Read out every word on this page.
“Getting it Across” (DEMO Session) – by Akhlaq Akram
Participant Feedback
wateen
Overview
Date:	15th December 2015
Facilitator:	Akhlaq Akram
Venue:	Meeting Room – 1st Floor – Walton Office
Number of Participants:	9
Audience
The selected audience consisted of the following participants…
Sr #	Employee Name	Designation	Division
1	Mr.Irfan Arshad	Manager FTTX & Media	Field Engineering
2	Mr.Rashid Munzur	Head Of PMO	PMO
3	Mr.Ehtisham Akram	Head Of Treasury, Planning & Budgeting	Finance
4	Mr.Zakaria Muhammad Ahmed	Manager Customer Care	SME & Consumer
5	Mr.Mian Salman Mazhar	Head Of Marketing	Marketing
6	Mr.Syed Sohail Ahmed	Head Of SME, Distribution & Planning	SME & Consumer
· · · · · · ·
What you need to do
Nothing should be left out: repeat all of the data exactly.

Solved exercise
Read out every word on this page.
“Getting it Across” (DEMO Session) – by Akhlaq Akram
Participant Feedback
wateen
Overview
Date:	15th December 2015
Facilitator:	Akhlaq Akram
Venue:	Meeting Room – 1st Floor – Walton Office
Number of Participants:	9
Audience
The selected audience consisted of the following participants…
Sr #	Employee Name	Designation	Division
1	Mr.Irfan Arshad	Manager FTTX & Media	Field Engineering
2	Mr.Rashid Munzur	Head Of PMO	PMO
3	Mr.Ehtisham Akram	Head Of Treasury, Planning & Budgeting	Finance
4	Mr.Zakaria Muhammad Ahmed	Manager Customer Care	SME & Consumer
5	Mr.Mian Salman Mazhar	Head Of Marketing	Marketing
6	Mr.Syed Sohail Ahmed	Head Of SME, Distribution & Planning	SME & Consumer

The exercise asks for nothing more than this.